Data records
══════════

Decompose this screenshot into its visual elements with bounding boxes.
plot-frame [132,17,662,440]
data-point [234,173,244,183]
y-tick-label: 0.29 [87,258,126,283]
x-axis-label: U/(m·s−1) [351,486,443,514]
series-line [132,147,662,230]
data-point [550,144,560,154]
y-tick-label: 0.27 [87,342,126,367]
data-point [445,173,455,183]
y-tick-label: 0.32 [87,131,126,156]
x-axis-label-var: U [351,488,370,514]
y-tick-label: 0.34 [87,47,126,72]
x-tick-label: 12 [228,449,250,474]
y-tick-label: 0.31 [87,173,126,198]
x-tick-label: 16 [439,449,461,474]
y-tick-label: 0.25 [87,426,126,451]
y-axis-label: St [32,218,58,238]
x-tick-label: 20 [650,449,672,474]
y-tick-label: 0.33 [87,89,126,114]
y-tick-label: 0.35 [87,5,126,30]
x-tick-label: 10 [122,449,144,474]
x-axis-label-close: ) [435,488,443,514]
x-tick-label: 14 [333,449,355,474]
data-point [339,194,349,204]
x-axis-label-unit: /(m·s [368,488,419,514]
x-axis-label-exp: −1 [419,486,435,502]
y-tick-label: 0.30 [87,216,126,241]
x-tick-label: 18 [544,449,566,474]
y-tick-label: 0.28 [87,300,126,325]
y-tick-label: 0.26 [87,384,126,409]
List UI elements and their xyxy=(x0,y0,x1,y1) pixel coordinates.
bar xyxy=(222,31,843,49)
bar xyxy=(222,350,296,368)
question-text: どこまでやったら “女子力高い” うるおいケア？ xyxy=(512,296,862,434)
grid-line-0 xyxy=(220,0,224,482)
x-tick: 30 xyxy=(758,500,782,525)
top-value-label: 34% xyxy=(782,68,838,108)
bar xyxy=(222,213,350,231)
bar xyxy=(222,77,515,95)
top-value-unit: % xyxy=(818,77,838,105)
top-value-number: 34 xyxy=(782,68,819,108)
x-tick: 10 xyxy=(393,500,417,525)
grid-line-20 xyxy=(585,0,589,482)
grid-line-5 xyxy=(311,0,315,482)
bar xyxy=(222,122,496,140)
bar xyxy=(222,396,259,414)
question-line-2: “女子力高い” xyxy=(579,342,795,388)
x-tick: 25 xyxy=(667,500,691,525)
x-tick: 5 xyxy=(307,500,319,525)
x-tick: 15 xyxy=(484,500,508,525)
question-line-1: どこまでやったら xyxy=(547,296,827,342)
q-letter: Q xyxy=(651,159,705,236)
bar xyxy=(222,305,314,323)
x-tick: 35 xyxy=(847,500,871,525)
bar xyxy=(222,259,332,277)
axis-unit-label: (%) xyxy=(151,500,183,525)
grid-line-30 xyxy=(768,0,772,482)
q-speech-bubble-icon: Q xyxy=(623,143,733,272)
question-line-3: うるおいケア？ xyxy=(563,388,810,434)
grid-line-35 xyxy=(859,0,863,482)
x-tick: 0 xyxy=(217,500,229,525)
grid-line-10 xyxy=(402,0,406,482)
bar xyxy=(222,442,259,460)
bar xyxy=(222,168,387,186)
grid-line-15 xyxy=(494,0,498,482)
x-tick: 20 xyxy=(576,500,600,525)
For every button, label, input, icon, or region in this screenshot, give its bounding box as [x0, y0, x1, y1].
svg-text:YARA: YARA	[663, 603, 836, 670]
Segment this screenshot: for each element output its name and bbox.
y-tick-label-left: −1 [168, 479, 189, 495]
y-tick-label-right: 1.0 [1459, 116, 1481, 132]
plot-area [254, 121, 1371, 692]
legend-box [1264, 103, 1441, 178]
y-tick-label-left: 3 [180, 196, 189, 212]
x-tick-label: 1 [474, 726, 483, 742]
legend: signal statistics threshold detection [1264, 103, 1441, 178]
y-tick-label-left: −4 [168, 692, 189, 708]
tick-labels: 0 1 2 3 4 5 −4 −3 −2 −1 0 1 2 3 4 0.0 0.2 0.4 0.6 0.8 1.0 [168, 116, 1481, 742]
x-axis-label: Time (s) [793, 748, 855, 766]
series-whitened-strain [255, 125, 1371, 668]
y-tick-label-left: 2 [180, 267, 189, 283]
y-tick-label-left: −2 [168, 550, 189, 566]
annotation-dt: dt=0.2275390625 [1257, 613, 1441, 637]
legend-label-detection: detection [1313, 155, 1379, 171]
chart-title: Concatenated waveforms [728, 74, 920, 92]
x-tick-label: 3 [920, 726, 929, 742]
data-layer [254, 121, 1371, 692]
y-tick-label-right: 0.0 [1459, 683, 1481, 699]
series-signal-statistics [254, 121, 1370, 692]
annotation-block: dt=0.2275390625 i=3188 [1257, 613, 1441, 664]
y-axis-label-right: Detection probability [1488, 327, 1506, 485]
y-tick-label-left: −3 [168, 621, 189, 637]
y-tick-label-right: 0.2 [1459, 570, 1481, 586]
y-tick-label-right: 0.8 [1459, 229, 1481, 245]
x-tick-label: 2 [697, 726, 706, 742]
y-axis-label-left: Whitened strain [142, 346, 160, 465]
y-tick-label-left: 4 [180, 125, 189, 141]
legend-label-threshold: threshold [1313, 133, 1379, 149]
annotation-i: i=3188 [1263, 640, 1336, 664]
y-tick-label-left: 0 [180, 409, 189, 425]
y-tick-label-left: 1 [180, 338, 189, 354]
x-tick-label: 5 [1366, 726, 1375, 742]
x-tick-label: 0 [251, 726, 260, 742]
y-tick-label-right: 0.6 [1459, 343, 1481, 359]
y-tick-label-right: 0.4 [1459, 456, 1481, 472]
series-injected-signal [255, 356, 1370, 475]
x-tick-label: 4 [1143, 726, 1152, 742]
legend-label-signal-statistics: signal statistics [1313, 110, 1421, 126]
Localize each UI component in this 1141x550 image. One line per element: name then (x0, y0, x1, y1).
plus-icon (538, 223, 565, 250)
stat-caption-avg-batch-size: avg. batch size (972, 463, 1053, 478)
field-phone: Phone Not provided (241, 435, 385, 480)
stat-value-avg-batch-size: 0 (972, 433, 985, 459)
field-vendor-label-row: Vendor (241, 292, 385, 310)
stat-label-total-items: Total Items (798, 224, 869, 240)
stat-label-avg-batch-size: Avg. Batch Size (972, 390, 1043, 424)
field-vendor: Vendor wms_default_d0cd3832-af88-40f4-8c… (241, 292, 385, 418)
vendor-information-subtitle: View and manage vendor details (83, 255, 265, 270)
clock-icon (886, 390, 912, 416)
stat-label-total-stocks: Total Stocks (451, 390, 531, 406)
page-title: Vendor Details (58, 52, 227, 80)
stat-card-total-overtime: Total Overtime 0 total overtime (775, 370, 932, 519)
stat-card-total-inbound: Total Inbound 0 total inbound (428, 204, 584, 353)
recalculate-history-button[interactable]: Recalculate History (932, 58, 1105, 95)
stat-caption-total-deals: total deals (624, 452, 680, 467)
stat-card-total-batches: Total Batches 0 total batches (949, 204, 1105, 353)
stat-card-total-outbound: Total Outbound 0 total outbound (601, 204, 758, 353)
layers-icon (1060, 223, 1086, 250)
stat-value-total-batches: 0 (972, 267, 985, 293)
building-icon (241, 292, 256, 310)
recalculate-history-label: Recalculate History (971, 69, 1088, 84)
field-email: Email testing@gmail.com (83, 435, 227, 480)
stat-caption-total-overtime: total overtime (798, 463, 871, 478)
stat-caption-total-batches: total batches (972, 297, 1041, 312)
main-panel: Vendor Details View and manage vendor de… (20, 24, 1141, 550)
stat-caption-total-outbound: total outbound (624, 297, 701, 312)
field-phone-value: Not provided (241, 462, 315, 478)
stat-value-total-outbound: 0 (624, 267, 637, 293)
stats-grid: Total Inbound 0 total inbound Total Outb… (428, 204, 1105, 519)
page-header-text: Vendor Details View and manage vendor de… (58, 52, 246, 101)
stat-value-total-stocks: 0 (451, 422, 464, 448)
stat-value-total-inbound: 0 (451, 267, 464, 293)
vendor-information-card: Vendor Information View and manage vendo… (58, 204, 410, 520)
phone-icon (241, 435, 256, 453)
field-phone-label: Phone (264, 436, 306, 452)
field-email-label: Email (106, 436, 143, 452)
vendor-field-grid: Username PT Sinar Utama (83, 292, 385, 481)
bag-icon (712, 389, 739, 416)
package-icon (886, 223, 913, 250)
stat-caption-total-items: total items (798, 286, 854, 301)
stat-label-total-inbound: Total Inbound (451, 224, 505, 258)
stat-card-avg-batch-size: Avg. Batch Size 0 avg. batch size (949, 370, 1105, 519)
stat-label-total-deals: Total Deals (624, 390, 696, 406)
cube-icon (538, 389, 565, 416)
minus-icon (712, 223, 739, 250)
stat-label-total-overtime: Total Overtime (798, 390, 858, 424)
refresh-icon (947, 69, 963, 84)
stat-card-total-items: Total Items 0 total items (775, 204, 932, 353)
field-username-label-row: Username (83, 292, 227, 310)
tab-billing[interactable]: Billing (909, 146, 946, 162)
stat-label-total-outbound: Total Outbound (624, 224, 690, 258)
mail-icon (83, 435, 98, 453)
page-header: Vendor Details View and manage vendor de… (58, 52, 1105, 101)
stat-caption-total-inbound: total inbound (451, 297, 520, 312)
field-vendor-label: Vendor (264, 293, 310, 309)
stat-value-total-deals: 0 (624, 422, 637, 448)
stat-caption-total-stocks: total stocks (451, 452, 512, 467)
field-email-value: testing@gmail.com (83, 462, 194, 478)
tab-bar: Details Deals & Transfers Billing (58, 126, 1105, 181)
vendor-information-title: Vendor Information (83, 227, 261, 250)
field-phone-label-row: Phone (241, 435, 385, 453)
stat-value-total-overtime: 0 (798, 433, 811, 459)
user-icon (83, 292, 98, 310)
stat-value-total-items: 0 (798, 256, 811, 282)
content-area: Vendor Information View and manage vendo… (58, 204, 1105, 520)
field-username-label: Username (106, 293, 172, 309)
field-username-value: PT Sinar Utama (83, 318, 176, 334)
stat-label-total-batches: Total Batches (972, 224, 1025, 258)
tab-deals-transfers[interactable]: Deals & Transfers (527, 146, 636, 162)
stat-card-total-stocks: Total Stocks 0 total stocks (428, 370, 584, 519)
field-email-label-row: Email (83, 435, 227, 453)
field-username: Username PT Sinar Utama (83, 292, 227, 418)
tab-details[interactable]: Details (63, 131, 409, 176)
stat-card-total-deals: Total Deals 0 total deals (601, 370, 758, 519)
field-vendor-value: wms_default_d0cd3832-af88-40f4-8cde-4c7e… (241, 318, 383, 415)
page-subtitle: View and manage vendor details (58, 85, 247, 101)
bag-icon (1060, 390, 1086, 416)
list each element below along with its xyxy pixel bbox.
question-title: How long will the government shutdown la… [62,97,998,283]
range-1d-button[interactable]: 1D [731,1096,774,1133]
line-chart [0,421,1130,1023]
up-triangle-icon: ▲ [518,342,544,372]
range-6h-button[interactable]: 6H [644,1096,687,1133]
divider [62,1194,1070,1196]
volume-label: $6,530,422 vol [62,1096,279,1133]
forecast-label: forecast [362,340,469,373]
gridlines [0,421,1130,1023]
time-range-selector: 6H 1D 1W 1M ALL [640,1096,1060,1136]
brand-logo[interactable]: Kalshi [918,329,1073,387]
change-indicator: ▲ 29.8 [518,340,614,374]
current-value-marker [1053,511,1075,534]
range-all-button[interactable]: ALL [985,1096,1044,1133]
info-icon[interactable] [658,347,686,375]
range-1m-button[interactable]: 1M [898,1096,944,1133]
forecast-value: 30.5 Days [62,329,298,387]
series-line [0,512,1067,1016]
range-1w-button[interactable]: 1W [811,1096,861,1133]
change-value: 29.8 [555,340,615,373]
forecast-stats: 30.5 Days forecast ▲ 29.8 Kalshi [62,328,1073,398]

══════════

Set problem: Rewrite the items from the first line through the line that contains "grid-line-15 xyxy=(494,0,498,482)", including that line, replacing every "data-point" with "marker" and changing nothing else.

Response to this exercise:
Decompose this screenshot into its visual elements with bounding boxes.
plot-frame [132,17,662,440]
marker [234,173,244,183]
y-tick-label: 0.29 [87,258,126,283]
x-axis-label: U/(m·s−1) [351,486,443,514]
series-line [132,147,662,230]
marker [550,144,560,154]
y-tick-label: 0.27 [87,342,126,367]
marker [445,173,455,183]
y-tick-label: 0.32 [87,131,126,156]
x-axis-label-var: U [351,488,370,514]
y-tick-label: 0.34 [87,47,126,72]
x-tick-label: 12 [228,449,250,474]
y-tick-label: 0.31 [87,173,126,198]
x-tick-label: 16 [439,449,461,474]
y-tick-label: 0.25 [87,426,126,451]
y-axis-label: St [32,218,58,238]
x-tick-label: 20 [650,449,672,474]
y-tick-label: 0.33 [87,89,126,114]
y-tick-label: 0.35 [87,5,126,30]
x-tick-label: 10 [122,449,144,474]
x-axis-label-close: ) [435,488,443,514]
x-tick-label: 14 [333,449,355,474]
marker [339,194,349,204]
x-axis-label-unit: /(m·s [368,488,419,514]
x-axis-label-exp: −1 [419,486,435,502]
y-tick-label: 0.30 [87,216,126,241]
x-tick-label: 18 [544,449,566,474]
y-tick-label: 0.28 [87,300,126,325]
y-tick-label: 0.26 [87,384,126,409]
List UI elements and their xyxy=(x0,y0,x1,y1) pixel coordinates.
bar xyxy=(222,31,843,49)
bar xyxy=(222,350,296,368)
question-text: どこまでやったら “女子力高い” うるおいケア？ xyxy=(512,296,862,434)
grid-line-0 xyxy=(220,0,224,482)
x-tick: 30 xyxy=(758,500,782,525)
top-value-label: 34% xyxy=(782,68,838,108)
bar xyxy=(222,213,350,231)
bar xyxy=(222,77,515,95)
top-value-unit: % xyxy=(818,77,838,105)
top-value-number: 34 xyxy=(782,68,819,108)
x-tick: 10 xyxy=(393,500,417,525)
grid-line-20 xyxy=(585,0,589,482)
grid-line-5 xyxy=(311,0,315,482)
bar xyxy=(222,122,496,140)
bar xyxy=(222,396,259,414)
question-line-2: “女子力高い” xyxy=(579,342,795,388)
x-tick: 25 xyxy=(667,500,691,525)
x-tick: 5 xyxy=(307,500,319,525)
x-tick: 15 xyxy=(484,500,508,525)
question-line-1: どこまでやったら xyxy=(547,296,827,342)
q-letter: Q xyxy=(651,159,705,236)
bar xyxy=(222,305,314,323)
x-tick: 35 xyxy=(847,500,871,525)
bar xyxy=(222,259,332,277)
axis-unit-label: (%) xyxy=(151,500,183,525)
grid-line-30 xyxy=(768,0,772,482)
q-speech-bubble-icon: Q xyxy=(623,143,733,272)
question-line-3: うるおいケア？ xyxy=(563,388,810,434)
grid-line-35 xyxy=(859,0,863,482)
x-tick: 0 xyxy=(217,500,229,525)
grid-line-10 xyxy=(402,0,406,482)
bar xyxy=(222,442,259,460)
bar xyxy=(222,168,387,186)
grid-line-15 xyxy=(494,0,498,482)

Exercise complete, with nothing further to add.